» **TASK TO CARRY OUT**
Will you write out all the entries below exactly?

» **Records from a collection of figures**
>> BEGIN

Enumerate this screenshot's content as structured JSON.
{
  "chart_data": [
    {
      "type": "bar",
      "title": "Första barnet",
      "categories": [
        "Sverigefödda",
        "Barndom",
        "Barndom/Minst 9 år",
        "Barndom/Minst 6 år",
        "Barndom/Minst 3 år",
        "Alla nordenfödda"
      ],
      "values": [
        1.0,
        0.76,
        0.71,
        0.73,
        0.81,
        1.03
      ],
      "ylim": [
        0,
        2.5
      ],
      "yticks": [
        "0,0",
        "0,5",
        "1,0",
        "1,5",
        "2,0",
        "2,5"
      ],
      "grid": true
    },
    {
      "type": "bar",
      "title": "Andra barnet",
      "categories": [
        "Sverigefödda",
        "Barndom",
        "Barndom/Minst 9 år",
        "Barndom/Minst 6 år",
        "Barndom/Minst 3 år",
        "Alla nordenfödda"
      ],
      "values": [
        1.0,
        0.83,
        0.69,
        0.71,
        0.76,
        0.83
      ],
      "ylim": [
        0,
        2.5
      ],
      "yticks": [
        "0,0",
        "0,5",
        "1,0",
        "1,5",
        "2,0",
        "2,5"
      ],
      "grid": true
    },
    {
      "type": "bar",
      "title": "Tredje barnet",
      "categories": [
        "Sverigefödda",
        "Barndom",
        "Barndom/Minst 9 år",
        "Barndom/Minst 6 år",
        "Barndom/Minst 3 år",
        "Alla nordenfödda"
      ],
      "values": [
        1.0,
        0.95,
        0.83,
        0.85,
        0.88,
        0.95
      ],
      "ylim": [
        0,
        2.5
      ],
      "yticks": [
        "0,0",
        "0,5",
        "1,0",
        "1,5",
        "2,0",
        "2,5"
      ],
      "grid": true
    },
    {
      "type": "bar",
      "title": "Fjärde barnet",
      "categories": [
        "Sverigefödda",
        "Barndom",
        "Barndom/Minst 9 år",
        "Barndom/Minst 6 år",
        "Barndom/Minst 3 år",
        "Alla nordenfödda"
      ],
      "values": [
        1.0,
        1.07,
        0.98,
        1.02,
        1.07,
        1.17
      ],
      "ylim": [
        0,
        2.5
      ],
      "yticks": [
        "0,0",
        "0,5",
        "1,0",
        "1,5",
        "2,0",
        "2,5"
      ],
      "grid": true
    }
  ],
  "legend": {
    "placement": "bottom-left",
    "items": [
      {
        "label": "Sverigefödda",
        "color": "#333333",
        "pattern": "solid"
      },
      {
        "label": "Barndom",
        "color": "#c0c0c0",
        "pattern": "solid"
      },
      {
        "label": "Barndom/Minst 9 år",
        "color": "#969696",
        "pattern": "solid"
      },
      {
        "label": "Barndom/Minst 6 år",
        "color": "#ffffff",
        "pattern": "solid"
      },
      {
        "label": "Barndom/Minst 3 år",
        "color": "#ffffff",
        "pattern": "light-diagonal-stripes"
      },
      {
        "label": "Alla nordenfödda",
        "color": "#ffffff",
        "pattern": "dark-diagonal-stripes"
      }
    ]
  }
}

>> END

» **RESPONSE TO THE EXERCISE**
Enumerate this screenshot's content as structured JSON.
{
  "chart_data": [
    {
      "type": "bar",
      "title": "Första barnet",
      "categories": [
        "Sverigefödda",
        "Barndom",
        "Barndom/Minst 9 år",
        "Barndom/Minst 6 år",
        "Barndom/Minst 3 år",
        "Alla nordenfödda"
      ],
      "values": [
        1.0,
        0.76,
        0.71,
        0.73,
        0.81,
        1.03
      ],
      "ylim": [
        0,
        2.5
      ],
      "yticks": [
        "0,0",
        "0,5",
        "1,0",
        "1,5",
        "2,0",
        "2,5"
      ],
      "grid": true
    },
    {
      "type": "bar",
      "title": "Andra barnet",
      "categories": [
        "Sverigefödda",
        "Barndom",
        "Barndom/Minst 9 år",
        "Barndom/Minst 6 år",
        "Barndom/Minst 3 år",
        "Alla nordenfödda"
      ],
      "values": [
        1.0,
        0.83,
        0.69,
        0.71,
        0.76,
        0.83
      ],
      "ylim": [
        0,
        2.5
      ],
      "yticks": [
        "0,0",
        "0,5",
        "1,0",
        "1,5",
        "2,0",
        "2,5"
      ],
      "grid": true
    },
    {
      "type": "bar",
      "title": "Tredje barnet",
      "categories": [
        "Sverigefödda",
        "Barndom",
        "Barndom/Minst 9 år",
        "Barndom/Minst 6 år",
        "Barndom/Minst 3 år",
        "Alla nordenfödda"
      ],
      "values": [
        1.0,
        0.95,
        0.83,
        0.85,
        0.88,
        0.95
      ],
      "ylim": [
        0,
        2.5
      ],
      "yticks": [
        "0,0",
        "0,5",
        "1,0",
        "1,5",
        "2,0",
        "2,5"
      ],
      "grid": true
    },
    {
      "type": "bar",
      "title": "Fjärde barnet",
      "categories": [
        "Sverigefödda",
        "Barndom",
        "Barndom/Minst 9 år",
        "Barndom/Minst 6 år",
        "Barndom/Minst 3 år",
        "Alla nordenfödda"
      ],
      "values": [
        1.0,
        1.07,
        0.98,
        1.02,
        1.07,
        1.17
      ],
      "ylim": [
        0,
        2.5
      ],
      "yticks": [
        "0,0",
        "0,5",
        "1,0",
        "1,5",
        "2,0",
        "2,5"
      ],
      "grid": true
    }
  ],
  "legend": {
    "placement": "bottom-left",
    "items": [
      {
        "label": "Sverigefödda",
        "color": "#333333",
        "pattern": "solid"
      },
      {
        "label": "Barndom",
        "color": "#c0c0c0",
        "pattern": "solid"
      },
      {
        "label": "Barndom/Minst 9 år",
        "color": "#969696",
        "pattern": "solid"
      },
      {
        "label": "Barndom/Minst 6 år",
        "color": "#ffffff",
        "pattern": "solid"
      },
      {
        "label": "Barndom/Minst 3 år",
        "color": "#ffffff",
        "pattern": "light-diagonal-stripes"
      },
      {
        "label": "Alla nordenfödda",
        "color": "#ffffff",
        "pattern": "dark-diagonal-stripes"
      }
    ]
  }
}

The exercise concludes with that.